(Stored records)
■ ■ ■ ■ ■

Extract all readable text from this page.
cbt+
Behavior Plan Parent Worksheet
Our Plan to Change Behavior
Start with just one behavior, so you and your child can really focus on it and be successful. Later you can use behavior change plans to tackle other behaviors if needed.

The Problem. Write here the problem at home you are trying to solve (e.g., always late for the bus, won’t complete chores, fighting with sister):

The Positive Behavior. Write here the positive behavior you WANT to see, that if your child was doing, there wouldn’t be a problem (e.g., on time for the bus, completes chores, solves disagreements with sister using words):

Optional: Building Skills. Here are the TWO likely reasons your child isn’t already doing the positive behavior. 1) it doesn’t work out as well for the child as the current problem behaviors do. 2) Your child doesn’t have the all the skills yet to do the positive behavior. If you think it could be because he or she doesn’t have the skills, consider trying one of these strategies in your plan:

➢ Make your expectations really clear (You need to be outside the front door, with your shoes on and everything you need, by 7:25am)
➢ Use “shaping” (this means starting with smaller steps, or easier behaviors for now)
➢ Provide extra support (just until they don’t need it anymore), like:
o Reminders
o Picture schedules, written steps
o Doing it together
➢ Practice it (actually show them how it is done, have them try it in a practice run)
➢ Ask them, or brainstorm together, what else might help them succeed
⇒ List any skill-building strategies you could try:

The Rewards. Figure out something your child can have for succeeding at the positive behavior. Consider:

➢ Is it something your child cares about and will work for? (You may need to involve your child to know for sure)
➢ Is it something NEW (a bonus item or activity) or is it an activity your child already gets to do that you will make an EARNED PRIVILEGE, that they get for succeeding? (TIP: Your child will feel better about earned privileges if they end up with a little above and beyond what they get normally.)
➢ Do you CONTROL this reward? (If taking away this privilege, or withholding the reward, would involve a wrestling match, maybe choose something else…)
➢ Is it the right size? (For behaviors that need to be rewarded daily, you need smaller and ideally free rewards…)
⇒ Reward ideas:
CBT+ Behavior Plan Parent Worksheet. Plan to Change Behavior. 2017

■ ■ ■ ■ ■

What is asked: Nothing should be changed: write out all of the data as is.

Result of the task:
Extract all readable text from this page.
cbt+
Behavior Plan Parent Worksheet
Our Plan to Change Behavior
Start with just one behavior, so you and your child can really focus on it and be successful. Later you can use behavior change plans to tackle other behaviors if needed.

The Problem. Write here the problem at home you are trying to solve (e.g., always late for the bus, won’t complete chores, fighting with sister):

The Positive Behavior. Write here the positive behavior you WANT to see, that if your child was doing, there wouldn’t be a problem (e.g., on time for the bus, completes chores, solves disagreements with sister using words):

Optional: Building Skills. Here are the TWO likely reasons your child isn’t already doing the positive behavior. 1) it doesn’t work out as well for the child as the current problem behaviors do. 2) Your child doesn’t have the all the skills yet to do the positive behavior. If you think it could be because he or she doesn’t have the skills, consider trying one of these strategies in your plan:

➢ Make your expectations really clear (You need to be outside the front door, with your shoes on and everything you need, by 7:25am)
➢ Use “shaping” (this means starting with smaller steps, or easier behaviors for now)
➢ Provide extra support (just until they don’t need it anymore), like:
o Reminders
o Picture schedules, written steps
o Doing it together
➢ Practice it (actually show them how it is done, have them try it in a practice run)
➢ Ask them, or brainstorm together, what else might help them succeed
⇒ List any skill-building strategies you could try:

The Rewards. Figure out something your child can have for succeeding at the positive behavior. Consider:

➢ Is it something your child cares about and will work for? (You may need to involve your child to know for sure)
➢ Is it something NEW (a bonus item or activity) or is it an activity your child already gets to do that you will make an EARNED PRIVILEGE, that they get for succeeding? (TIP: Your child will feel better about earned privileges if they end up with a little above and beyond what they get normally.)
➢ Do you CONTROL this reward? (If taking away this privilege, or withholding the reward, would involve a wrestling match, maybe choose something else…)
➢ Is it the right size? (For behaviors that need to be rewarded daily, you need smaller and ideally free rewards…)
⇒ Reward ideas:
CBT+ Behavior Plan Parent Worksheet. Plan to Change Behavior. 2017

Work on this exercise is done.